WHAT THE EXERCISE ASKS:
Locate the lines where "desc" occurs and copy them as they stand.

STORED DATA:
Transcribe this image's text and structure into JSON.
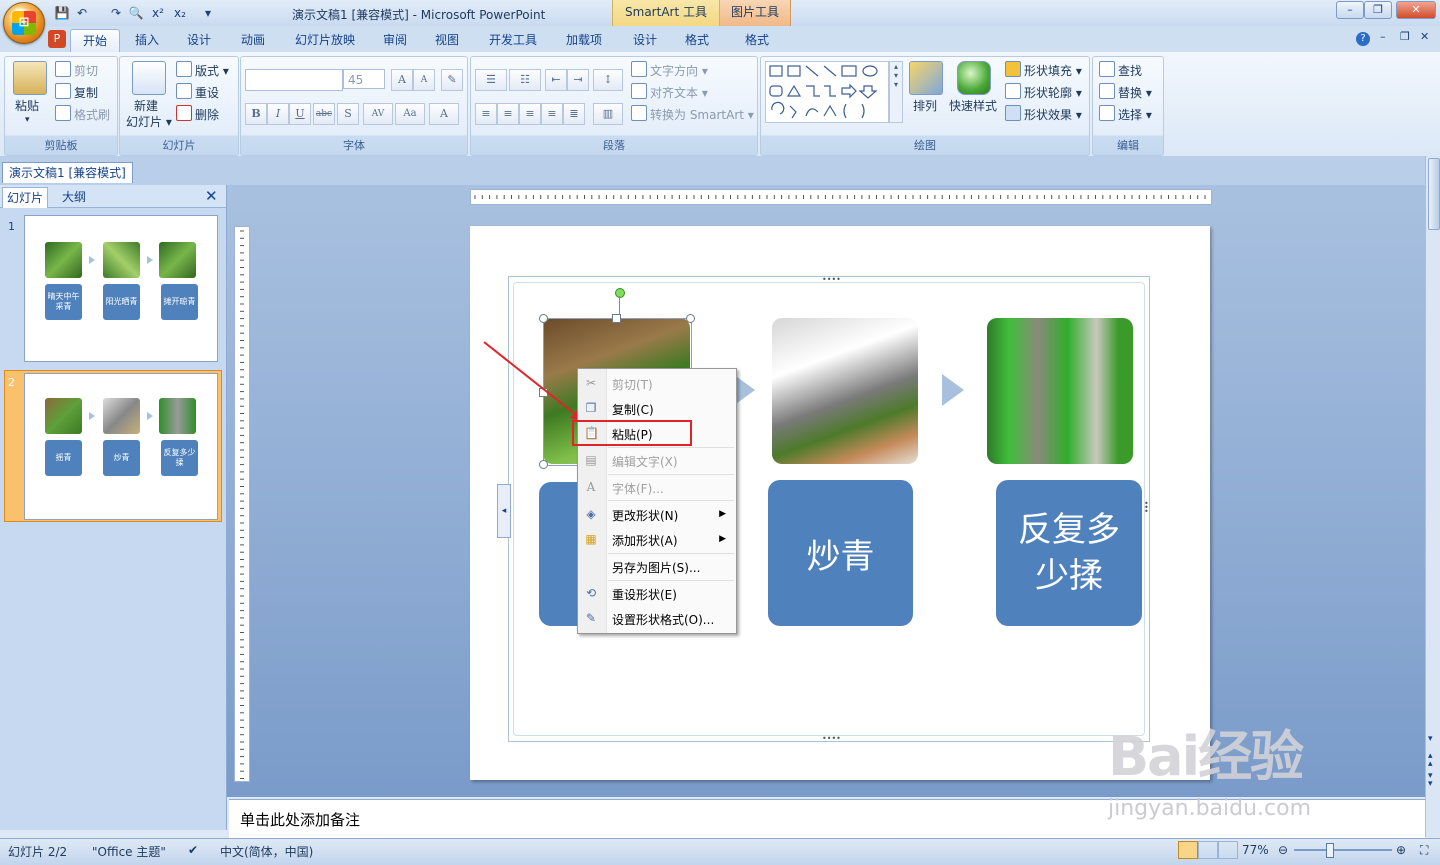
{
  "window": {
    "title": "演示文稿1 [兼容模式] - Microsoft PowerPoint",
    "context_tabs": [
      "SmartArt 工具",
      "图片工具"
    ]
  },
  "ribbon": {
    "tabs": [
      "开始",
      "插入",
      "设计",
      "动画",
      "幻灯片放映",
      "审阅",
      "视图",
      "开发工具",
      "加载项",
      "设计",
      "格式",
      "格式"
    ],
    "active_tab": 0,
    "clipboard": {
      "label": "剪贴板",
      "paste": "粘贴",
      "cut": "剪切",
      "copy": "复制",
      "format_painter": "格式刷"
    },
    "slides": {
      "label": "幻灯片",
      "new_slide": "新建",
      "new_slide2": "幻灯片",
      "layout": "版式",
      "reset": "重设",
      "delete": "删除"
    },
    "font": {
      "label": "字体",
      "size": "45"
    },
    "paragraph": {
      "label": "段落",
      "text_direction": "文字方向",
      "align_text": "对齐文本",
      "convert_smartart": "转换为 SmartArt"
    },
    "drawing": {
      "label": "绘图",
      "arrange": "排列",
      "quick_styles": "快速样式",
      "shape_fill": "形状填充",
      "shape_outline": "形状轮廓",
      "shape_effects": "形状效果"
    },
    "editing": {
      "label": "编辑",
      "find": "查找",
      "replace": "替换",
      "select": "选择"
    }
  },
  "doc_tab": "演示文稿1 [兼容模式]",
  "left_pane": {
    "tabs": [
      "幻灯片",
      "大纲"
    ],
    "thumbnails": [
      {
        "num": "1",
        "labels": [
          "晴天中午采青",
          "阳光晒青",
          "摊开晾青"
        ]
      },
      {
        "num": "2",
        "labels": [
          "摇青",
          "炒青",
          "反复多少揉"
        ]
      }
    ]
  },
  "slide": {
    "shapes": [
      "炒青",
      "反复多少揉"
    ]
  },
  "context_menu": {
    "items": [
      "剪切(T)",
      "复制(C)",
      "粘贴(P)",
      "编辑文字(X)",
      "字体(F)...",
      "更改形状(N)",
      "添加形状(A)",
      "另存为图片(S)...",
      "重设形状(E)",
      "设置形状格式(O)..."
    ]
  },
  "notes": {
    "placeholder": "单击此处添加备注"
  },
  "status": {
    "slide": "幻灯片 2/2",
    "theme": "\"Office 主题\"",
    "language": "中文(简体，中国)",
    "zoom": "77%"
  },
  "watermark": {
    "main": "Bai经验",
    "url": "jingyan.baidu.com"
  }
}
* * *
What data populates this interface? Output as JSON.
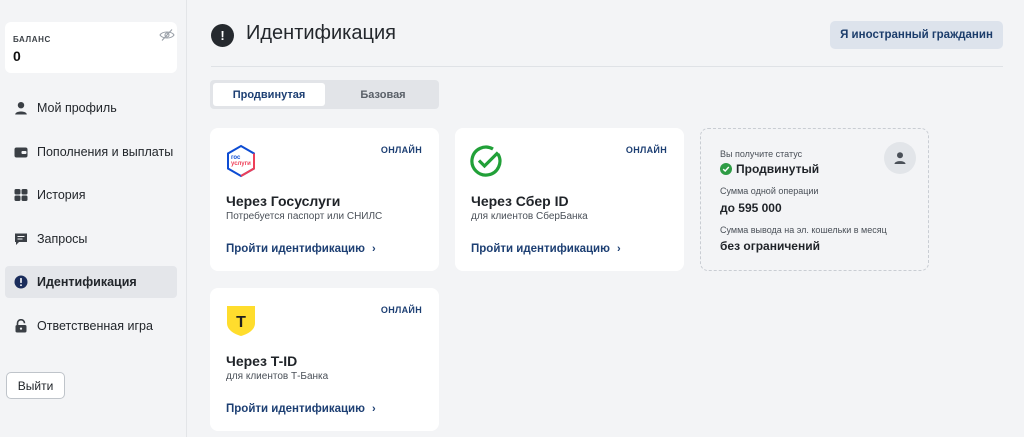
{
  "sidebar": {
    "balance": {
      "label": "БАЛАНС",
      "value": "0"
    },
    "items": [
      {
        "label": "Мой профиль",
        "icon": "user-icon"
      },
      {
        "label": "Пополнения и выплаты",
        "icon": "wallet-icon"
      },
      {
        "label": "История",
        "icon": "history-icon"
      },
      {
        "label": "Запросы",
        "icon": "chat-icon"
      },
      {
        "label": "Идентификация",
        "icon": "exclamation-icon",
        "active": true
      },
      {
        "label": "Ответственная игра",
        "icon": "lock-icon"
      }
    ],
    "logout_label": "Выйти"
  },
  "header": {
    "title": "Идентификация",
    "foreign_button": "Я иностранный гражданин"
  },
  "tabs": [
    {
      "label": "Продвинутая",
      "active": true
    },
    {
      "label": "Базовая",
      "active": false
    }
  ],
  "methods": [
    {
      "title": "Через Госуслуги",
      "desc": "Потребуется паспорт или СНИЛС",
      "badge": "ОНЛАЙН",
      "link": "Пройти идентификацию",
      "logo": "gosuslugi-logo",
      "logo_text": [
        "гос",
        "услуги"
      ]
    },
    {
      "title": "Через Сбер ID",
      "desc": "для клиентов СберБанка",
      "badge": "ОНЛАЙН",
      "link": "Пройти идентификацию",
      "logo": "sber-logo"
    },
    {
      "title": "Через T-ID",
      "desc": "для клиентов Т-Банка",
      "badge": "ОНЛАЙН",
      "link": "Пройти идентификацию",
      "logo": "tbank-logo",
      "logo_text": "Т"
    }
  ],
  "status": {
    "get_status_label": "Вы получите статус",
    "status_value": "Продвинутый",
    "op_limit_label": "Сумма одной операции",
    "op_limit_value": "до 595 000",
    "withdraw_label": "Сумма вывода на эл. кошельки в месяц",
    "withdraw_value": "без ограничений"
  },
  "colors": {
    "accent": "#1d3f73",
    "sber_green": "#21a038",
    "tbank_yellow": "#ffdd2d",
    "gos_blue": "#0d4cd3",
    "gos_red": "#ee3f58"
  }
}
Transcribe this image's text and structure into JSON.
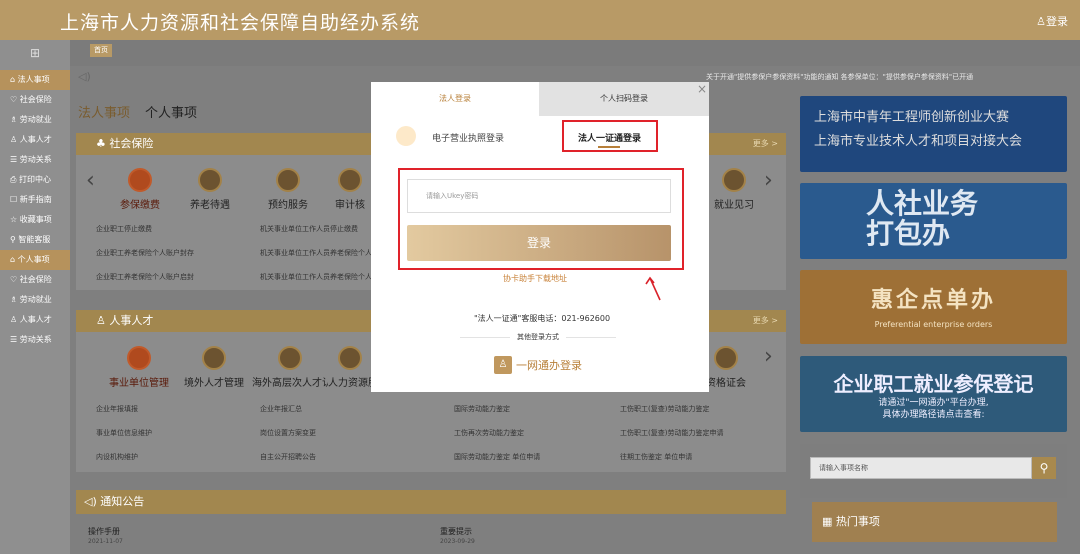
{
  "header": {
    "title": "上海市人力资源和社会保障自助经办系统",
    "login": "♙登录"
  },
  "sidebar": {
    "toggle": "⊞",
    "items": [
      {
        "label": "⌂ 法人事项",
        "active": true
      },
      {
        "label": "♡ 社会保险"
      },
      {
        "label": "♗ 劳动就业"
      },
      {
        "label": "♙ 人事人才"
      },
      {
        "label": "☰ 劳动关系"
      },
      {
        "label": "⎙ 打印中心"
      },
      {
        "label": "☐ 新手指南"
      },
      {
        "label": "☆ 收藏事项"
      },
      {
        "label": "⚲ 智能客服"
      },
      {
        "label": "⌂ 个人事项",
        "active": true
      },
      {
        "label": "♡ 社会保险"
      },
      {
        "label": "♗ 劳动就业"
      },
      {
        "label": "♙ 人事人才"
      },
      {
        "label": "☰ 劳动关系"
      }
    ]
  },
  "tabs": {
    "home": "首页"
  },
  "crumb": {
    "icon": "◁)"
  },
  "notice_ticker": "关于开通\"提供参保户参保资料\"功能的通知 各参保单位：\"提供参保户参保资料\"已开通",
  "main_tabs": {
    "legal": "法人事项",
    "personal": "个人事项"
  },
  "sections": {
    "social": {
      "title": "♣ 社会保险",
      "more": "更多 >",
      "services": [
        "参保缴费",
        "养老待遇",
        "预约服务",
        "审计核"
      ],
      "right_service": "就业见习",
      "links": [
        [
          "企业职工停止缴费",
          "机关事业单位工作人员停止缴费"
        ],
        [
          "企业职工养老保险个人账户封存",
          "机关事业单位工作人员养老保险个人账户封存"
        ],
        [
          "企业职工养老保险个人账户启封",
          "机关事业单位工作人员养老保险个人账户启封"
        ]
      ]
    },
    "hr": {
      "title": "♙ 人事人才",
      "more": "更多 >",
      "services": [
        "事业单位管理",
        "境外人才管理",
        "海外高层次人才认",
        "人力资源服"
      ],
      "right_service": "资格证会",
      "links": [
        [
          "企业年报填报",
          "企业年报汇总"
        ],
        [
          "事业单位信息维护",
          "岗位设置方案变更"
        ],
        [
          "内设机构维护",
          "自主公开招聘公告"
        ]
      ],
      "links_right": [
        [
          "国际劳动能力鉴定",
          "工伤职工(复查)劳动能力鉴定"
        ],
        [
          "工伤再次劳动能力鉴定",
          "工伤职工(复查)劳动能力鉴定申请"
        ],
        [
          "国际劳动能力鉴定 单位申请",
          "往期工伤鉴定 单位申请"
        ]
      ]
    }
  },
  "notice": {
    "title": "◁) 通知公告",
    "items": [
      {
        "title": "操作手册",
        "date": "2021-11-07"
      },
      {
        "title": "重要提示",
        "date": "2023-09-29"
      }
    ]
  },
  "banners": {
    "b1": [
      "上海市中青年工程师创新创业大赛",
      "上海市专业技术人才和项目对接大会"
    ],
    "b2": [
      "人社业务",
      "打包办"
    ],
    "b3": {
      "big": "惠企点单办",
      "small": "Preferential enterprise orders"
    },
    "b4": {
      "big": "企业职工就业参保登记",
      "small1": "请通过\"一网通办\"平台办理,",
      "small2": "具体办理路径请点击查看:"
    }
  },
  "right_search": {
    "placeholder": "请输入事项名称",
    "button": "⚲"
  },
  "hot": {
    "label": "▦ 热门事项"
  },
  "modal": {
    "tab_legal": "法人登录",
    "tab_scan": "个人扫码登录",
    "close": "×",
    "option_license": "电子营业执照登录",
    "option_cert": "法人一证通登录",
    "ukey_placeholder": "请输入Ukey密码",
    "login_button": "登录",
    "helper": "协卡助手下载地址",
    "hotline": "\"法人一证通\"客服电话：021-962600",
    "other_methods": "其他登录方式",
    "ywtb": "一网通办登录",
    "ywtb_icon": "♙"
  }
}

SOLUTION:
      "desc": "Потребуется паспорт или СНИЛС",
      "desc": "для клиентов СберБанка",
      "desc": "для клиентов Т-Банка",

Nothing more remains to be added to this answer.